● **Directions**:
Go through the material and write it all out exactly, minus the pictures.
+++ Records provided
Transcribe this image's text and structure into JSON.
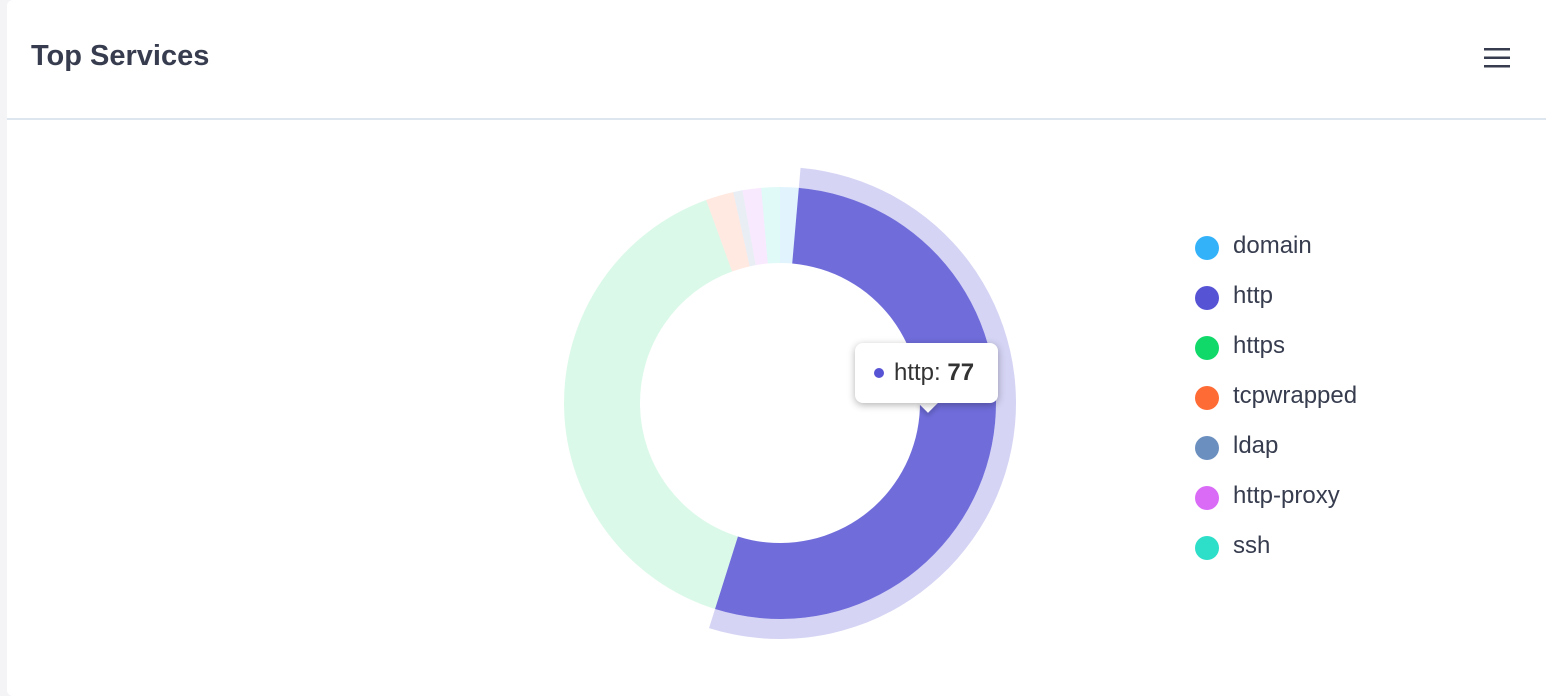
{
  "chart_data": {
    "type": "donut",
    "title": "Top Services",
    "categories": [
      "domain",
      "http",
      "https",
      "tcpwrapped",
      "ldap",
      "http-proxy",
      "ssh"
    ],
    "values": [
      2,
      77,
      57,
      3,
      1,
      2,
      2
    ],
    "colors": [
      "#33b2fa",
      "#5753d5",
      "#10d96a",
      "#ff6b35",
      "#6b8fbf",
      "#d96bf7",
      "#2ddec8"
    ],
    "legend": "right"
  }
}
++++++
● **Completed task**:
Transcribe this image's text and structure into JSON.
{
  "chart_data": {
    "type": "donut",
    "title": "Top Services",
    "categories": [
      "domain",
      "http",
      "https",
      "tcpwrapped",
      "ldap",
      "http-proxy",
      "ssh"
    ],
    "values": [
      2,
      77,
      57,
      3,
      1,
      2,
      2
    ],
    "colors": [
      "#33b2fa",
      "#5753d5",
      "#10d96a",
      "#ff6b35",
      "#6b8fbf",
      "#d96bf7",
      "#2ddec8"
    ],
    "legend": "right"
  }
}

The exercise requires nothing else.